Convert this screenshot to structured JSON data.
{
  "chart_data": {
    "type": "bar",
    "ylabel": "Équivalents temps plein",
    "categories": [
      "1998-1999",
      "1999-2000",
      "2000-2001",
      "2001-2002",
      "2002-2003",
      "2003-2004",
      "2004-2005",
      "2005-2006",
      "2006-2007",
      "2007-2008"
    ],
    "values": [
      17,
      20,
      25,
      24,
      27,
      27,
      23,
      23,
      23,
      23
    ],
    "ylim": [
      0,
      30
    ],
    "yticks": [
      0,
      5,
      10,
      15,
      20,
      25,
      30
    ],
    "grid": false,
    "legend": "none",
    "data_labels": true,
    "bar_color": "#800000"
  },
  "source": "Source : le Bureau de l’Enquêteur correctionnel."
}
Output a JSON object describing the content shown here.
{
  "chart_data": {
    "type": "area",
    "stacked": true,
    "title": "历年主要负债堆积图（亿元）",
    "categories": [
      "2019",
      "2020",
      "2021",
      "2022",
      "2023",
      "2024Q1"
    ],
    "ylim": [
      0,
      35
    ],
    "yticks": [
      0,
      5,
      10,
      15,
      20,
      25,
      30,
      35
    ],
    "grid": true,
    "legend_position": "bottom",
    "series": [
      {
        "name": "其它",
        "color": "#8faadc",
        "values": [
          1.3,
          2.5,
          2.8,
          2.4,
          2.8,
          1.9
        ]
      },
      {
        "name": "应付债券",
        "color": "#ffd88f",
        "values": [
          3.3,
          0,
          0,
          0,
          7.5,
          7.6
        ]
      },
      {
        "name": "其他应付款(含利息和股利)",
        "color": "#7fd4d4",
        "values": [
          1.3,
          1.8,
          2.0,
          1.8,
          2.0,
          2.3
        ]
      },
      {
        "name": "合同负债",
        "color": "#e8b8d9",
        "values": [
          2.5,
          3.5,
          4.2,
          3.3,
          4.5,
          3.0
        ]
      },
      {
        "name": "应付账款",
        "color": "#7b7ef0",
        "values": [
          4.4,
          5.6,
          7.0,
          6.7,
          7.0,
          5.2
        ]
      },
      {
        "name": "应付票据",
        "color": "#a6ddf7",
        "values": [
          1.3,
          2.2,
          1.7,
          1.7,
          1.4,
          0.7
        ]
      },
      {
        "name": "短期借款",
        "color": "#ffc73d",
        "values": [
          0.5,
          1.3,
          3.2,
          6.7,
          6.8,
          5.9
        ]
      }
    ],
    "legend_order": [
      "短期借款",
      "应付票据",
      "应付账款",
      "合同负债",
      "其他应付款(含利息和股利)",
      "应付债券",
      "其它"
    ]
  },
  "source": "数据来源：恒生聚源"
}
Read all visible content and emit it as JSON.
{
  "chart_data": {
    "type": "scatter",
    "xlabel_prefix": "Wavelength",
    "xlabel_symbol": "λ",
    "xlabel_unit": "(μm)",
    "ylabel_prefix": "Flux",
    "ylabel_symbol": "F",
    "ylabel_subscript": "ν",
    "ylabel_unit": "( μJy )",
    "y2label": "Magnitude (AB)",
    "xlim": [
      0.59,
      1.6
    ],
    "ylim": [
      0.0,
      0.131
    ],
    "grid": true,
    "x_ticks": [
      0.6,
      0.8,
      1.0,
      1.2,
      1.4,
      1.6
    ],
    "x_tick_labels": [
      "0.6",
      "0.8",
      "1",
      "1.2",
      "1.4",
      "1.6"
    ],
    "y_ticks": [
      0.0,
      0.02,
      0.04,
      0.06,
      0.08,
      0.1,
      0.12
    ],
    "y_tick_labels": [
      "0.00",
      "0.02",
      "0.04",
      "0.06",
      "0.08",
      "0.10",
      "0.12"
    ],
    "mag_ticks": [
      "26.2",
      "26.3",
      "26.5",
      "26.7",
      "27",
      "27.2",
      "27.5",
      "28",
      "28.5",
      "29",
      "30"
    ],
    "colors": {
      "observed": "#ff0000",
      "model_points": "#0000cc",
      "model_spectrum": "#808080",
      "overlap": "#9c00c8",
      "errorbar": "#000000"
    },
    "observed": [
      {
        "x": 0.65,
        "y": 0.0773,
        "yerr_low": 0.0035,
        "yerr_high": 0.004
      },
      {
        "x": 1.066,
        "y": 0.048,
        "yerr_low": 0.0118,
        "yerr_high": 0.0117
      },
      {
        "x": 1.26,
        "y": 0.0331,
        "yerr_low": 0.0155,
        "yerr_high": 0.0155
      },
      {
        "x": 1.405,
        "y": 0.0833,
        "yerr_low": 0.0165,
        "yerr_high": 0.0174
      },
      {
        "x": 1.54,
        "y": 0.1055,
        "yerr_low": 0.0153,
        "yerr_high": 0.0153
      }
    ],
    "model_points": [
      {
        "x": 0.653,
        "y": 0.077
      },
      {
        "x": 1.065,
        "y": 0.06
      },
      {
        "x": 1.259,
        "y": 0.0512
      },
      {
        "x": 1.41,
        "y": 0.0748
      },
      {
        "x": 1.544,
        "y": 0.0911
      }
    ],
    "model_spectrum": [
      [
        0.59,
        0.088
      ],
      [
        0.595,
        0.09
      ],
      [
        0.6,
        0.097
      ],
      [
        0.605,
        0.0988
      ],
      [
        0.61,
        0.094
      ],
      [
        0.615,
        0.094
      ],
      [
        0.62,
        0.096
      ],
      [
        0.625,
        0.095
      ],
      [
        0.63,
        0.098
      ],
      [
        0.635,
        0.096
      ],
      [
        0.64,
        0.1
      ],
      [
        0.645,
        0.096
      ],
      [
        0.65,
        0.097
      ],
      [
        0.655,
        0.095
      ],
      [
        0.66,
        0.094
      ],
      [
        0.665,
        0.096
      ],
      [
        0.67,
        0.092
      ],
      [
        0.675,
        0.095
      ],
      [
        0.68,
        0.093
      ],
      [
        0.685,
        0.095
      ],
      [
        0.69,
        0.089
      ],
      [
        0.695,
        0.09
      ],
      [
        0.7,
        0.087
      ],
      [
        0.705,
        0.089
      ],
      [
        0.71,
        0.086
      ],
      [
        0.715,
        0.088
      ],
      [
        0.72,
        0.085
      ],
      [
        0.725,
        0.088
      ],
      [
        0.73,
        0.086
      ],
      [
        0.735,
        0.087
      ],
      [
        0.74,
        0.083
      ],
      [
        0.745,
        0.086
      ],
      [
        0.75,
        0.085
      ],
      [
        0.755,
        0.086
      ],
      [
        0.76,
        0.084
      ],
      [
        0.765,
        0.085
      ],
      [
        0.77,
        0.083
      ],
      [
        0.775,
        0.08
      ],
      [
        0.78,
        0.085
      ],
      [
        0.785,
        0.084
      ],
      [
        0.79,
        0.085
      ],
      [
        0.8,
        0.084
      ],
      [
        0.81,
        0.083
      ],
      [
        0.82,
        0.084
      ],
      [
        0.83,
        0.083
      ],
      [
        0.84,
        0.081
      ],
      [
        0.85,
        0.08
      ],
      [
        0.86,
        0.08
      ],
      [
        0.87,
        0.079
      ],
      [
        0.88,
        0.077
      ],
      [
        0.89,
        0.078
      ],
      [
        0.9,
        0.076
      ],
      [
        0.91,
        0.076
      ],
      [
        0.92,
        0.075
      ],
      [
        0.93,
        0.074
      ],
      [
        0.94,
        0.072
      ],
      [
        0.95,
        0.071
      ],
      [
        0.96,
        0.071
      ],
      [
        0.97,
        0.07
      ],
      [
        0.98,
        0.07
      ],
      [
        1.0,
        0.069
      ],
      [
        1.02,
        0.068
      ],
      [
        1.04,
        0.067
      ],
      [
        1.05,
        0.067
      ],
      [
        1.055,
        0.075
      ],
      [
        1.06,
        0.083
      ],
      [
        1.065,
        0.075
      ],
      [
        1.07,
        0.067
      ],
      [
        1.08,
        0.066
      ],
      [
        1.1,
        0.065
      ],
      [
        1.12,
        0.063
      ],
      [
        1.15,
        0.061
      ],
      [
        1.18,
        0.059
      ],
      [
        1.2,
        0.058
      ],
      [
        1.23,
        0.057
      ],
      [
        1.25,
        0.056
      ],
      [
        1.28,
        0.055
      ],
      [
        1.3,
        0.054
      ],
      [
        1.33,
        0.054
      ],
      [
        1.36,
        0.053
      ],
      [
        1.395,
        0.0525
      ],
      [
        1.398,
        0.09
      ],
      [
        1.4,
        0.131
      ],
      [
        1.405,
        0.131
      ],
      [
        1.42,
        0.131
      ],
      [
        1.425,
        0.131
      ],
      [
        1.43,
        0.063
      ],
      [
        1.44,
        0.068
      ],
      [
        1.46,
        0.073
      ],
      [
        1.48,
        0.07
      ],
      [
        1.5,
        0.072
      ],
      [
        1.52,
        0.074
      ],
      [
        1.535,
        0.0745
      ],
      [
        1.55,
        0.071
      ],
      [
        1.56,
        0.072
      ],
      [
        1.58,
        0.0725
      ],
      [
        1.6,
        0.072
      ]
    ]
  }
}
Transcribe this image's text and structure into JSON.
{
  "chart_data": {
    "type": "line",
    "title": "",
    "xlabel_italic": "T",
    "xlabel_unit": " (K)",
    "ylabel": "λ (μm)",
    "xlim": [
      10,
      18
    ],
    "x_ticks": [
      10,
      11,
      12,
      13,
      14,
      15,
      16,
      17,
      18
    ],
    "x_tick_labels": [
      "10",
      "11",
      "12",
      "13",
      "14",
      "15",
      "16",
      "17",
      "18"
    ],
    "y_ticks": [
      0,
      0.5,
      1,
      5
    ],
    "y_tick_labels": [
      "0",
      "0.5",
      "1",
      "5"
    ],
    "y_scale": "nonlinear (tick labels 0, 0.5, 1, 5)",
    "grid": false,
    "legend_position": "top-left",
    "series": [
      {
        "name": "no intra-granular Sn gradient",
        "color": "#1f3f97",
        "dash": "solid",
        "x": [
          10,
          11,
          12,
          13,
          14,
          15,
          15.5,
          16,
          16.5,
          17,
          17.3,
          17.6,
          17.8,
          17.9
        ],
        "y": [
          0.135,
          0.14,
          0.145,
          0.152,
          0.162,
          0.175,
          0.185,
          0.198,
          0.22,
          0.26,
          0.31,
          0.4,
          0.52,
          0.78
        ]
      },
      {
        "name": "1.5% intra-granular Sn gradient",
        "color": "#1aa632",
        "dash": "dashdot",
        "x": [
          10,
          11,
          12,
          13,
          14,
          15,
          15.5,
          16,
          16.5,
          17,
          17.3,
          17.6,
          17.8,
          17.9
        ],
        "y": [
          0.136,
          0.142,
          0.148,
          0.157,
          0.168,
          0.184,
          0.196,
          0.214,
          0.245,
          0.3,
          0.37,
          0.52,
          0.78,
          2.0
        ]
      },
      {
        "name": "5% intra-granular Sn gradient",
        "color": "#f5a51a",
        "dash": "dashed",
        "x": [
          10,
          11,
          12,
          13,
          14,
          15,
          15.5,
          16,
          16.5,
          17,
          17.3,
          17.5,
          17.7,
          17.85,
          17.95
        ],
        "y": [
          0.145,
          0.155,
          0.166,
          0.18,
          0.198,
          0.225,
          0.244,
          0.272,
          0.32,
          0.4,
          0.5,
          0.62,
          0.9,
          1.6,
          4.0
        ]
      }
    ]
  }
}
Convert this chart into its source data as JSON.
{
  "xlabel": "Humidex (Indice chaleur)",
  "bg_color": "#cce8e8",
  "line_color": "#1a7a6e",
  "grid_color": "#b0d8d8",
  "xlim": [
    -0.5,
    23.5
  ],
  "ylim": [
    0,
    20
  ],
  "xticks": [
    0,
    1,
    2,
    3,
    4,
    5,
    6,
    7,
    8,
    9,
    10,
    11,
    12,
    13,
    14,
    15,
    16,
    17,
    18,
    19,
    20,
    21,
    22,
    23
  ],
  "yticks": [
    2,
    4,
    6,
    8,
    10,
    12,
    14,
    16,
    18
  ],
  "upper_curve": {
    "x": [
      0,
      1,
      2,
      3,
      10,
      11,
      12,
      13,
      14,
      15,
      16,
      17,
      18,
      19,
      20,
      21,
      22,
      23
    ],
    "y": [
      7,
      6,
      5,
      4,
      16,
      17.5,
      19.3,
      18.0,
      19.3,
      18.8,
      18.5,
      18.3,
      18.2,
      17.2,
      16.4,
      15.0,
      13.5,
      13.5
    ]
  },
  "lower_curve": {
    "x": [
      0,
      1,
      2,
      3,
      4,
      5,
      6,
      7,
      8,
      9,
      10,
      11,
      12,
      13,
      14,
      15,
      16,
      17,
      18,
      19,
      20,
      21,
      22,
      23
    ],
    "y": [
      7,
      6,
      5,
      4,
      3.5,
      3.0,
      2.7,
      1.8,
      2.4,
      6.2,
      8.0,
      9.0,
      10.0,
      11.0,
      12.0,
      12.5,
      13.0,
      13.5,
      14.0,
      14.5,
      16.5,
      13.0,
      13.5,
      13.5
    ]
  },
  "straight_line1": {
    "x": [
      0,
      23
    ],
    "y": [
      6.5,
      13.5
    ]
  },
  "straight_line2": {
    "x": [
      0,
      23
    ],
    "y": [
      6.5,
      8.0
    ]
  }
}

****************

_Challenge_
Extract every line from the one containing "Convert this chart" to the end of the entries, including both of those lines, exactly as given and with nothing added.

_Full solution_
Convert this chart into its source data as JSON.
{
  "xlabel": "Humidex (Indice chaleur)",
  "bg_color": "#cce8e8",
  "line_color": "#1a7a6e",
  "grid_color": "#b0d8d8",
  "xlim": [
    -0.5,
    23.5
  ],
  "ylim": [
    0,
    20
  ],
  "xticks": [
    0,
    1,
    2,
    3,
    4,
    5,
    6,
    7,
    8,
    9,
    10,
    11,
    12,
    13,
    14,
    15,
    16,
    17,
    18,
    19,
    20,
    21,
    22,
    23
  ],
  "yticks": [
    2,
    4,
    6,
    8,
    10,
    12,
    14,
    16,
    18
  ],
  "upper_curve": {
    "x": [
      0,
      1,
      2,
      3,
      10,
      11,
      12,
      13,
      14,
      15,
      16,
      17,
      18,
      19,
      20,
      21,
      22,
      23
    ],
    "y": [
      7,
      6,
      5,
      4,
      16,
      17.5,
      19.3,
      18.0,
      19.3,
      18.8,
      18.5,
      18.3,
      18.2,
      17.2,
      16.4,
      15.0,
      13.5,
      13.5
    ]
  },
  "lower_curve": {
    "x": [
      0,
      1,
      2,
      3,
      4,
      5,
      6,
      7,
      8,
      9,
      10,
      11,
      12,
      13,
      14,
      15,
      16,
      17,
      18,
      19,
      20,
      21,
      22,
      23
    ],
    "y": [
      7,
      6,
      5,
      4,
      3.5,
      3.0,
      2.7,
      1.8,
      2.4,
      6.2,
      8.0,
      9.0,
      10.0,
      11.0,
      12.0,
      12.5,
      13.0,
      13.5,
      14.0,
      14.5,
      16.5,
      13.0,
      13.5,
      13.5
    ]
  },
  "straight_line1": {
    "x": [
      0,
      23
    ],
    "y": [
      6.5,
      13.5
    ]
  },
  "straight_line2": {
    "x": [
      0,
      23
    ],
    "y": [
      6.5,
      8.0
    ]
  }
}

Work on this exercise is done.